▶ [Instructions for the task] Please print the full listing exactly.

━━━ Input material

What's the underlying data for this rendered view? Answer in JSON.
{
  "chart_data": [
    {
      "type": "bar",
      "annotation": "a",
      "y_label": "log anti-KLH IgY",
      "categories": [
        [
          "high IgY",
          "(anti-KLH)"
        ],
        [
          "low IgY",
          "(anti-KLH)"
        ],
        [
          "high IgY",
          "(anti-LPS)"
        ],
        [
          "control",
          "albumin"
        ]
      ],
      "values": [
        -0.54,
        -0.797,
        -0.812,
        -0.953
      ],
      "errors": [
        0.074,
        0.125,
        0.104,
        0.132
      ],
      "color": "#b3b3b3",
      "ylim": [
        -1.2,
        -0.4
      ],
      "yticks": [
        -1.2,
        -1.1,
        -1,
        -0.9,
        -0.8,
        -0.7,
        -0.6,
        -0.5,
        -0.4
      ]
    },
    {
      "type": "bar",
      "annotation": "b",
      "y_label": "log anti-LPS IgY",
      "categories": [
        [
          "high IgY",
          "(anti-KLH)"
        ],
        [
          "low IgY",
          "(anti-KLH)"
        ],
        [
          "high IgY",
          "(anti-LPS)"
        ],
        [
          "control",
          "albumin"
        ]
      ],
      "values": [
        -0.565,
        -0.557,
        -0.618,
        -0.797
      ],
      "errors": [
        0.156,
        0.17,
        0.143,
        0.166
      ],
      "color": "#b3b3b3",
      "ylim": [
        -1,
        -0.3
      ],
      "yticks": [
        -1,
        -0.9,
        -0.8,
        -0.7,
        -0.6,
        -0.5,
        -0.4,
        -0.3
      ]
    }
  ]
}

━━━━━━

▶ [Task answer]
What's the underlying data for this rendered view? Answer in JSON.
{
  "chart_data": [
    {
      "type": "bar",
      "annotation": "a",
      "y_label": "log anti-KLH IgY",
      "categories": [
        [
          "high IgY",
          "(anti-KLH)"
        ],
        [
          "low IgY",
          "(anti-KLH)"
        ],
        [
          "high IgY",
          "(anti-LPS)"
        ],
        [
          "control",
          "albumin"
        ]
      ],
      "values": [
        -0.54,
        -0.797,
        -0.812,
        -0.953
      ],
      "errors": [
        0.074,
        0.125,
        0.104,
        0.132
      ],
      "color": "#b3b3b3",
      "ylim": [
        -1.2,
        -0.4
      ],
      "yticks": [
        -1.2,
        -1.1,
        -1,
        -0.9,
        -0.8,
        -0.7,
        -0.6,
        -0.5,
        -0.4
      ]
    },
    {
      "type": "bar",
      "annotation": "b",
      "y_label": "log anti-LPS IgY",
      "categories": [
        [
          "high IgY",
          "(anti-KLH)"
        ],
        [
          "low IgY",
          "(anti-KLH)"
        ],
        [
          "high IgY",
          "(anti-LPS)"
        ],
        [
          "control",
          "albumin"
        ]
      ],
      "values": [
        -0.565,
        -0.557,
        -0.618,
        -0.797
      ],
      "errors": [
        0.156,
        0.17,
        0.143,
        0.166
      ],
      "color": "#b3b3b3",
      "ylim": [
        -1,
        -0.3
      ],
      "yticks": [
        -1,
        -0.9,
        -0.8,
        -0.7,
        -0.6,
        -0.5,
        -0.4,
        -0.3
      ]
    }
  ]
}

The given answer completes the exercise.